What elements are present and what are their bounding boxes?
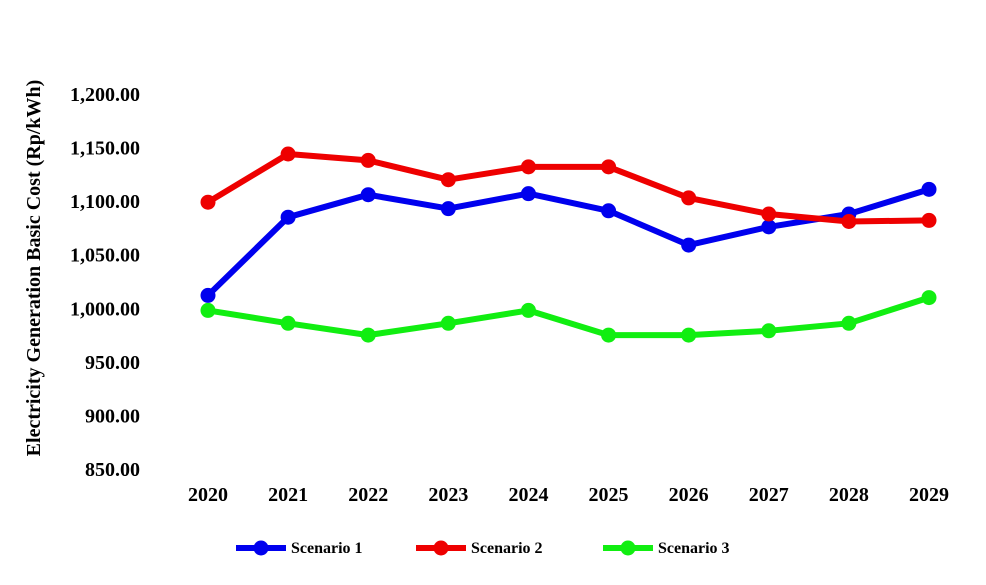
x-tick-label: 2028 <box>829 484 869 506</box>
data-point <box>921 290 937 306</box>
data-point <box>520 159 536 175</box>
y-tick-label: 950.00 <box>85 352 140 374</box>
legend-label: Scenario 2 <box>471 540 543 557</box>
data-point <box>921 181 937 197</box>
legend-item-3: Scenario 3 <box>603 540 730 557</box>
data-point <box>761 206 777 222</box>
data-point <box>360 152 376 168</box>
x-tick-label: 2023 <box>428 484 468 506</box>
data-point <box>360 187 376 203</box>
legend: Scenario 1 Scenario 2 Scenario 3 <box>236 540 730 557</box>
x-tick-label: 2027 <box>749 484 789 506</box>
data-point <box>681 327 697 343</box>
data-point <box>520 186 536 202</box>
data-point <box>761 219 777 235</box>
data-point <box>601 327 617 343</box>
data-point <box>841 214 857 229</box>
legend-swatch-marker <box>620 540 636 556</box>
data-point <box>280 209 296 225</box>
legend-label: Scenario 1 <box>291 540 363 557</box>
x-tick-label: 2022 <box>348 484 388 506</box>
data-point <box>681 190 697 206</box>
data-point <box>841 315 857 331</box>
x-tick-label: 2021 <box>268 484 308 506</box>
data-point <box>360 327 376 343</box>
data-point <box>601 159 617 175</box>
x-tick-label: 2029 <box>909 484 949 506</box>
data-point <box>601 203 617 219</box>
data-point <box>200 302 216 318</box>
legend-item-2: Scenario 2 <box>416 540 543 557</box>
legend-item-1: Scenario 1 <box>236 540 363 557</box>
data-point <box>440 172 456 188</box>
x-tick-label: 2026 <box>669 484 709 506</box>
data-point <box>200 194 216 210</box>
legend-swatch-marker <box>433 540 449 556</box>
x-tick-label: 2025 <box>589 484 629 506</box>
x-tick-label: 2024 <box>508 484 548 506</box>
series-3 <box>200 290 937 343</box>
data-point <box>681 237 697 253</box>
y-tick-label: 1,150.00 <box>70 138 140 160</box>
series-line <box>205 186 932 299</box>
y-tick-label: 900.00 <box>85 405 140 427</box>
series-layer <box>200 146 937 343</box>
data-point <box>200 287 216 303</box>
series-1 <box>200 181 937 303</box>
series-2 <box>200 146 937 229</box>
y-tick-label: 850.00 <box>85 459 140 481</box>
x-tick-label: 2020 <box>188 484 228 506</box>
y-tick-label: 1,200.00 <box>70 84 140 106</box>
data-point <box>280 315 296 331</box>
legend-label: Scenario 3 <box>658 540 730 557</box>
data-point <box>440 315 456 331</box>
data-point <box>921 212 937 228</box>
data-point <box>761 323 777 339</box>
data-point <box>280 146 296 162</box>
y-tick-label: 1,000.00 <box>70 298 140 320</box>
legend-swatch-marker <box>253 540 269 556</box>
data-point <box>520 302 536 318</box>
data-point <box>440 201 456 217</box>
y-axis-ticks: 850.00 900.00 950.00 1,000.00 1,050.00 1,100.… <box>70 84 140 481</box>
y-tick-label: 1,100.00 <box>70 191 140 213</box>
series-line <box>205 294 932 339</box>
y-tick-label: 1,050.00 <box>70 245 140 267</box>
series-line <box>205 151 932 225</box>
y-axis-title: Electricity Generation Basic Cost (Rp/kW… <box>23 80 45 457</box>
x-axis-ticks: 2020 2021 2022 2023 2024 2025 2026 2027 2028 2029 <box>188 484 949 506</box>
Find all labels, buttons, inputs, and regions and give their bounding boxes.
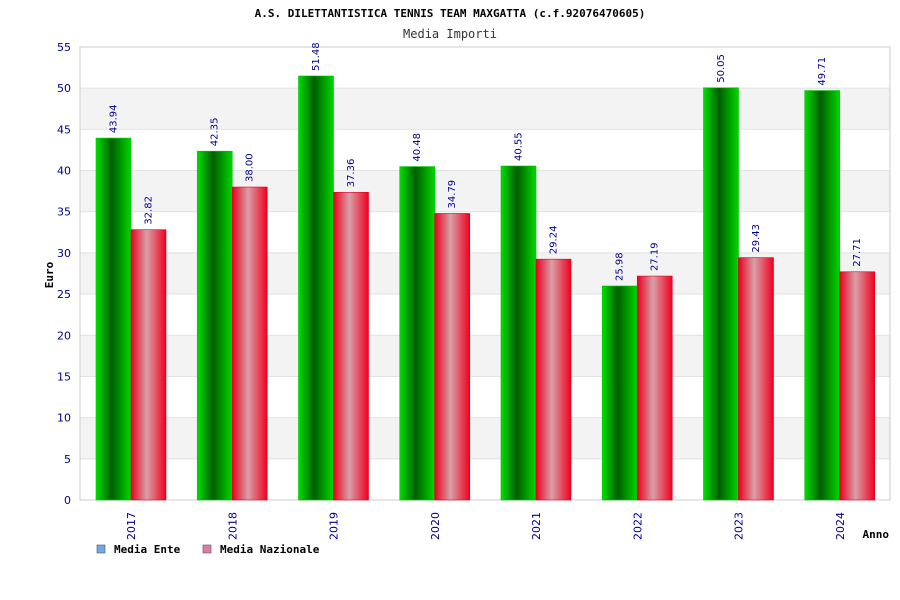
bar <box>298 75 334 501</box>
bar <box>601 285 638 501</box>
x-tick-label: 2022 <box>631 512 644 540</box>
bar <box>703 87 739 501</box>
bar <box>130 229 167 501</box>
x-tick-label: 2018 <box>226 512 239 540</box>
bar <box>231 186 268 501</box>
y-tick-label: 5 <box>64 453 71 466</box>
y-tick-label: 30 <box>57 247 71 260</box>
chart-title: A.S. DILETTANTISTICA TENNIS TEAM MAXGATT… <box>255 7 646 20</box>
data-label: 43.94 <box>109 104 120 133</box>
bar <box>804 90 841 501</box>
y-tick-label: 45 <box>57 123 71 136</box>
data-label: 51.48 <box>311 42 322 71</box>
data-label: 34.79 <box>447 180 458 209</box>
data-label: 38.00 <box>245 153 256 182</box>
bar <box>636 275 673 501</box>
x-tick-label: 2024 <box>834 512 847 540</box>
legend-swatch <box>202 544 212 554</box>
data-label: 29.43 <box>751 224 762 253</box>
legend: Media Ente Media Nazionale <box>96 543 320 556</box>
bar <box>434 213 471 501</box>
x-tick-label: 2023 <box>733 512 746 540</box>
data-label: 32.82 <box>144 196 155 225</box>
data-label: 29.24 <box>549 226 560 255</box>
data-label: 37.36 <box>346 159 357 188</box>
y-tick-label: 15 <box>57 370 71 383</box>
y-tick-label: 50 <box>57 82 71 95</box>
data-label: 25.98 <box>615 252 626 281</box>
x-tick-label: 2020 <box>429 512 442 540</box>
y-tick-label: 25 <box>57 288 71 301</box>
data-label: 49.71 <box>817 57 828 86</box>
legend-swatch <box>96 544 106 554</box>
chart-subtitle: Media Importi <box>403 27 497 41</box>
bar <box>196 150 233 501</box>
data-label: 40.55 <box>514 132 525 161</box>
grid-band <box>80 47 890 89</box>
y-tick-label: 20 <box>57 329 71 342</box>
y-tick-label: 35 <box>57 206 71 219</box>
y-tick-label: 0 <box>64 494 71 507</box>
bar <box>839 271 876 501</box>
bar <box>738 257 774 501</box>
x-axis-label: Anno <box>863 528 890 541</box>
data-label: 42.35 <box>210 118 221 147</box>
bar <box>535 258 572 501</box>
plot-area <box>79 46 891 501</box>
data-label: 27.71 <box>852 238 863 267</box>
data-label: 50.05 <box>716 54 727 83</box>
bar <box>399 166 436 501</box>
x-axis-ticks: 2017 2018 2019 2020 2021 2022 2023 2024 <box>125 512 847 540</box>
bar <box>333 191 369 501</box>
legend-entry: Media Nazionale <box>220 543 320 556</box>
y-tick-label: 10 <box>57 412 71 425</box>
y-tick-label: 55 <box>57 41 71 54</box>
bar <box>500 165 537 501</box>
x-tick-label: 2017 <box>125 512 138 540</box>
grid-band <box>80 88 890 130</box>
data-label: 40.48 <box>412 133 423 162</box>
y-axis-label: Euro <box>43 261 56 288</box>
x-tick-label: 2019 <box>328 512 341 540</box>
legend-entry: Media Ente <box>114 543 181 556</box>
bars: 43.94 32.82 42.35 38.00 51.48 37.36 40.48 34.79… <box>95 42 876 501</box>
y-axis-ticks: 0 5 10 15 20 25 30 35 40 45 50 55 <box>57 41 71 507</box>
x-tick-label: 2021 <box>530 512 543 540</box>
bar <box>95 137 132 501</box>
y-tick-label: 40 <box>57 165 71 178</box>
data-label: 27.19 <box>650 242 661 271</box>
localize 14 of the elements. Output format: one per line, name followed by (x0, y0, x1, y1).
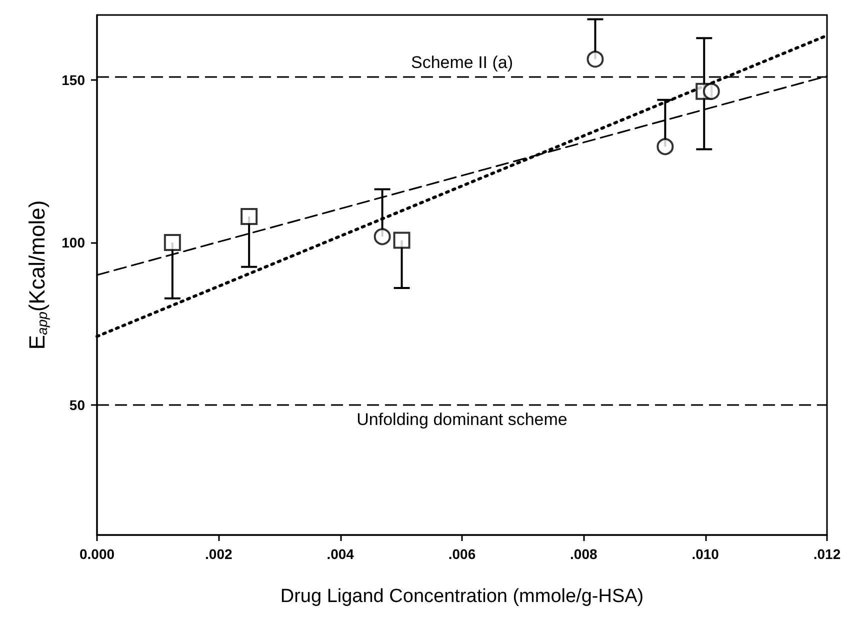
ref-line-label: Scheme II (a) (410, 52, 514, 72)
x-tick-label: .008 (570, 546, 598, 562)
ref-line-label: Unfolding dominant scheme (356, 410, 568, 429)
x-axis-title: Drug Ligand Concentration (mmole/g-HSA) (280, 586, 644, 607)
y-tick-label: 100 (62, 234, 86, 250)
y-tick-label: 50 (69, 397, 86, 413)
x-tick-label: 0.000 (79, 546, 115, 562)
y-tick-label: 150 (62, 72, 86, 88)
x-tick-label: .002 (205, 546, 233, 562)
x-tick-label: .004 (326, 546, 354, 562)
x-tick-label: .006 (448, 546, 476, 562)
y-axis-title: Eapp(Kcal/mole) (24, 200, 50, 350)
x-tick-label: .010 (692, 546, 720, 562)
x-tick-label: .012 (813, 546, 841, 562)
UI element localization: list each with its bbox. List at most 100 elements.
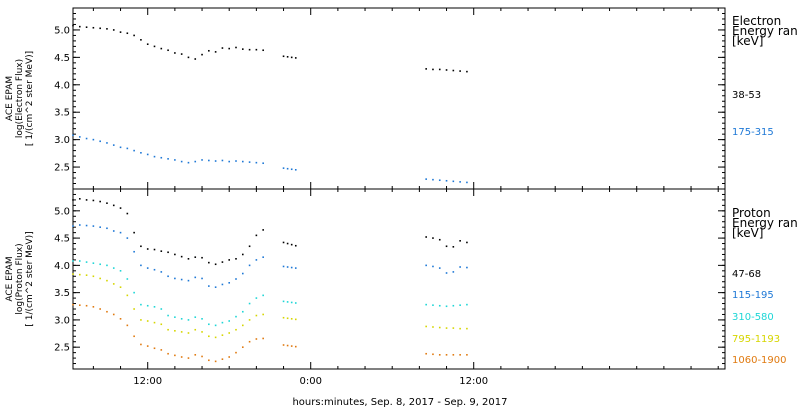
data-point (153, 321, 156, 324)
data-point (187, 357, 190, 359)
data-point (99, 308, 101, 310)
data-point (452, 69, 455, 72)
data-point (174, 354, 176, 357)
data-point (445, 327, 448, 329)
data-point (194, 160, 197, 163)
data-point (187, 161, 190, 164)
data-point (106, 202, 108, 204)
data-point (160, 47, 163, 50)
data-point (228, 259, 231, 261)
data-point (201, 318, 203, 320)
data-point (153, 268, 156, 271)
series-175-315 (72, 134, 468, 184)
data-point (133, 149, 135, 152)
data-point (85, 224, 88, 227)
data-point (221, 358, 224, 360)
data-point (235, 351, 237, 354)
data-point (466, 70, 468, 73)
data-point (133, 335, 135, 338)
data-point (153, 347, 156, 350)
legend-title-line: [keV] (732, 34, 763, 48)
x-tick-label: 12:00 (133, 376, 162, 387)
data-point (126, 237, 129, 239)
data-point (78, 198, 81, 200)
data-point (160, 271, 163, 273)
data-point (174, 159, 176, 161)
data-point (78, 25, 81, 28)
data-point (438, 68, 441, 71)
data-point (294, 345, 297, 348)
data-point (248, 264, 251, 267)
data-point (248, 319, 251, 321)
data-point (294, 267, 297, 269)
data-point (262, 294, 264, 297)
data-point (214, 51, 217, 53)
data-point (235, 315, 237, 318)
data-point (92, 262, 95, 264)
data-point (294, 57, 297, 59)
data-point (248, 245, 251, 248)
data-point (201, 277, 203, 280)
data-point (235, 278, 237, 280)
data-point (160, 323, 163, 326)
data-point (459, 266, 461, 268)
data-point (167, 158, 169, 160)
data-point (452, 354, 455, 356)
data-point (194, 276, 197, 279)
data-point (286, 344, 289, 347)
data-point (466, 327, 468, 330)
y-axis-label-line: ACE EPAM (5, 76, 15, 121)
data-point (180, 356, 183, 358)
data-point (290, 243, 293, 246)
data-point (167, 314, 169, 317)
y-tick-label: 3.0 (54, 135, 70, 146)
data-point (221, 283, 224, 286)
data-point (286, 301, 289, 303)
data-point (208, 261, 210, 264)
data-point (92, 138, 95, 141)
data-point (208, 49, 210, 52)
data-point (112, 230, 115, 232)
data-point (174, 316, 176, 318)
data-point (248, 161, 251, 163)
data-point (221, 261, 224, 263)
data-point (425, 352, 427, 355)
data-point (78, 304, 81, 306)
x-axis-label: hours:minutes, Sep. 8, 2017 - Sep. 9, 20… (292, 397, 507, 408)
data-point (106, 264, 108, 267)
data-point (133, 308, 135, 310)
data-point (146, 267, 149, 269)
plot-frame (72, 188, 726, 370)
data-point (459, 70, 461, 72)
data-point (112, 313, 115, 316)
data-point (438, 304, 441, 307)
data-point (294, 318, 297, 321)
data-point (221, 47, 224, 49)
data-point (78, 136, 81, 138)
data-point (255, 314, 258, 317)
data-point (119, 231, 122, 234)
data-point (290, 266, 293, 269)
data-point (119, 270, 122, 272)
data-point (438, 267, 441, 269)
legend-title-line: Proton (732, 206, 771, 220)
data-point (445, 245, 448, 248)
data-point (294, 169, 297, 171)
data-point (187, 279, 190, 282)
data-point (208, 159, 210, 162)
data-point (255, 234, 258, 237)
data-point (201, 355, 203, 358)
data-point (112, 29, 115, 31)
data-point (112, 204, 115, 207)
electron-flux-panel: 2.5 3.0 3.5 4.0 4.5 5.0 ACE EPAM log(Electron F… (5, 7, 798, 190)
data-point (146, 43, 149, 45)
data-point (119, 146, 122, 149)
data-point (153, 306, 156, 308)
data-point (221, 321, 224, 324)
data-point (160, 250, 163, 252)
data-point (85, 261, 88, 263)
data-point (459, 354, 461, 356)
data-point (438, 326, 441, 329)
data-point (194, 354, 197, 356)
data-point (228, 47, 231, 50)
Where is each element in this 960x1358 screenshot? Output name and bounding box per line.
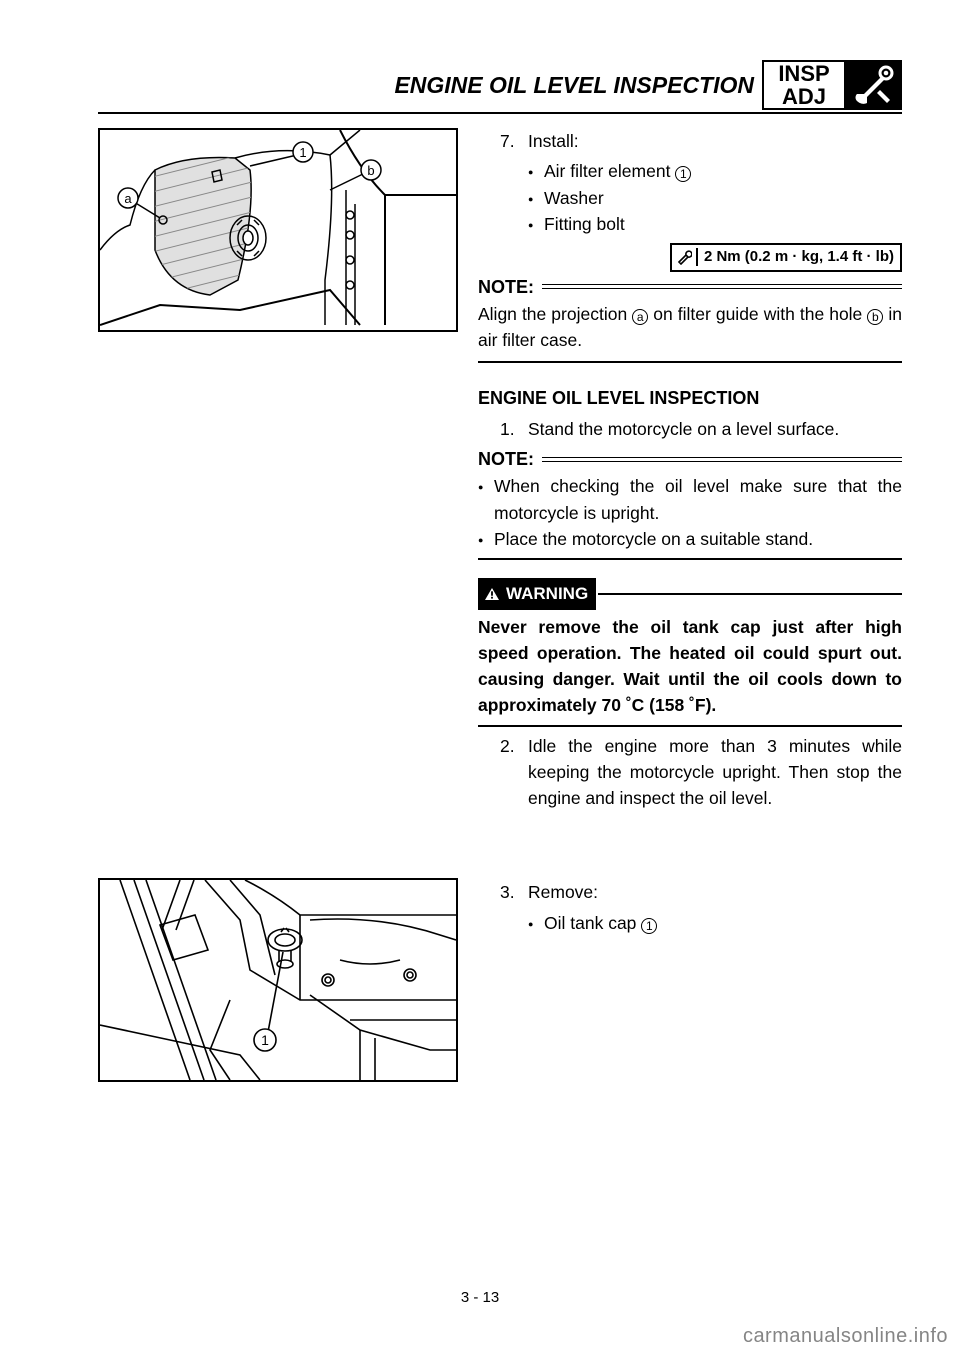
header-rule [98,112,902,114]
note-rule [542,457,902,463]
bullet-icon [478,473,494,499]
svg-text:a: a [124,191,132,206]
figure-oil-tank-cap: 1 [98,878,458,1082]
note-2-header: NOTE: [478,446,902,473]
warning-header: WARNING [478,578,902,610]
adj-label: ADJ [764,85,844,108]
step-2-num: 2. [500,733,528,812]
note-label: NOTE: [478,274,534,301]
bullet-icon [528,158,544,184]
list-item: When checking the oil level make sure th… [478,473,902,526]
bullet-text: Oil tank cap [544,913,641,933]
note-1-header: NOTE: [478,274,902,301]
circled-a: a [632,309,648,325]
list-item: Air filter element 1 [528,158,902,184]
torque-spec-box: 2 Nm (0.2 m · kg, 1.4 ft · lb) [670,243,902,272]
list-item: Oil tank cap 1 [528,910,902,936]
watermark: carmanualsonline.info [743,1325,948,1348]
circled-1: 1 [675,166,691,182]
separator-rule [478,361,902,363]
torque-spec-row: 2 Nm (0.2 m · kg, 1.4 ft · lb) [478,243,902,272]
warning-rule [598,593,902,595]
header-title: ENGINE OIL LEVEL INSPECTION [394,60,762,110]
note-label: NOTE: [478,446,534,473]
wrench-icon-box [846,60,902,110]
section-heading: ENGINE OIL LEVEL INSPECTION [478,385,902,412]
wrench-icon [851,63,895,107]
warning-triangle-icon [484,587,500,601]
note-rule [542,284,902,290]
bullet-icon [528,211,544,237]
torque-icon [672,248,698,266]
bullet-text: When checking the oil level make sure th… [494,473,902,526]
step-2-text: Idle the engine more than 3 minutes whil… [528,733,902,812]
step-3-bullets: Oil tank cap 1 [528,910,902,936]
step-7-label: Install: [528,128,902,154]
page-number: 3 - 13 [0,1289,960,1306]
torque-text: 2 Nm (0.2 m · kg, 1.4 ft · lb) [698,245,900,270]
step-1-num: 1. [500,416,528,442]
bullet-icon [528,910,544,936]
bullet-icon [528,185,544,211]
circled-b: b [867,309,883,325]
figure-air-filter: 1 b a [98,128,458,332]
insp-adj-box: INSP ADJ [762,60,846,110]
warning-label: WARNING [506,581,588,607]
step-3-num: 3. [500,879,528,905]
page-header: ENGINE OIL LEVEL INSPECTION INSP ADJ [394,60,902,110]
list-item: Fitting bolt [528,211,902,237]
step-2: 2. Idle the engine more than 3 minutes w… [500,733,902,812]
step-3: 3. Remove: [500,879,902,905]
warning-text: Never remove the oil tank cap just after… [478,614,902,719]
separator-rule [478,558,902,560]
list-item: Place the motorcycle on a suitable stand… [478,526,902,552]
svg-text:b: b [367,163,374,178]
bullet-icon [478,526,494,552]
svg-text:1: 1 [261,1032,269,1048]
step-3-label: Remove: [528,879,902,905]
bullet-text: Fitting bolt [544,211,625,237]
bullet-text: Place the motorcycle on a suitable stand… [494,526,902,552]
content-column: 7. Install: Air filter element 1 Washer … [478,128,902,936]
insp-label: INSP [764,62,844,85]
separator-rule [478,725,902,727]
list-item: Washer [528,185,902,211]
step-1: 1. Stand the motorcycle on a level surfa… [500,416,902,442]
warning-box: WARNING [478,578,596,610]
step-7: 7. Install: [500,128,902,154]
circled-1: 1 [641,918,657,934]
bullet-text: Washer [544,185,604,211]
svg-text:1: 1 [299,145,306,160]
step-7-bullets: Air filter element 1 Washer Fitting bolt [528,158,902,237]
note-1-text: Align the projection a on filter guide w… [478,301,902,354]
step-1-text: Stand the motorcycle on a level surface. [528,416,902,442]
note-2-bullets: When checking the oil level make sure th… [478,473,902,552]
bullet-text: Air filter element [544,161,675,181]
step-7-num: 7. [500,128,528,154]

────────────────

Your goal:
Please give the lines from the one holding "x-tick-label: 2028 <box>829 484 869 506</box>" through the one holding "y-tick-label: 1,150.00 <box>70", inclusive, as a numbered list with any blank lines left out.

Result of the exercise:
1. x-tick-label: 2028 <box>829 484 869 506</box>
2. data-point <box>921 290 937 306</box>
3. data-point <box>520 159 536 175</box>
4. y-tick-label: 950.00 <box>85 352 140 374</box>
5. legend-label: Scenario 2 <box>471 540 543 557</box>
6. data-point <box>921 181 937 197</box>
7. legend-item-3: Scenario 3 <box>603 540 730 557</box>
8. data-point <box>761 206 777 222</box>
9. data-point <box>360 152 376 168</box>
10. x-tick-label: 2023 <box>428 484 468 506</box>
11. data-point <box>360 187 376 203</box>
12. legend: Scenario 1 Scenario 2 Scenario 3 <box>236 540 730 557</box>
13. x-tick-label: 2027 <box>749 484 789 506</box>
14. data-point <box>681 327 697 343</box>
15. data-point <box>520 186 536 202</box>
16. data-point <box>761 219 777 235</box>
17. data-point <box>601 327 617 343</box>
18. data-point <box>841 214 857 229</box>
19. legend-swatch-marker <box>620 540 636 556</box>
20. data-point <box>280 209 296 225</box>
21. legend-label: Scenario 1 <box>291 540 363 557</box>
22. x-tick-label: 2022 <box>348 484 388 506</box>
23. data-point <box>681 190 697 206</box>
24. data-point <box>841 315 857 331</box>
25. x-tick-label: 2021 <box>268 484 308 506</box>
26. data-point <box>360 327 376 343</box>
27. data-point <box>601 159 617 175</box>
28. x-tick-label: 2029 <box>909 484 949 506</box>
29. data-point <box>601 203 617 219</box>
30. data-point <box>200 302 216 318</box>
31. legend-item-2: Scenario 2 <box>416 540 543 557</box>
32. legend-item-1: Scenario 1 <box>236 540 363 557</box>
33. data-point <box>440 172 456 188</box>
34. x-tick-label: 2026 <box>669 484 709 506</box>
35. data-point <box>200 194 216 210</box>
36. legend-swatch-marker <box>433 540 449 556</box>
37. x-tick-label: 2025 <box>589 484 629 506</box>
38. x-tick-label: 2024 <box>508 484 548 506</box>
39. series-3 <box>200 290 937 343</box>
40. data-point <box>681 237 697 253</box>
41. y-tick-label: 1,150.00 <box>70 138 140 160</box>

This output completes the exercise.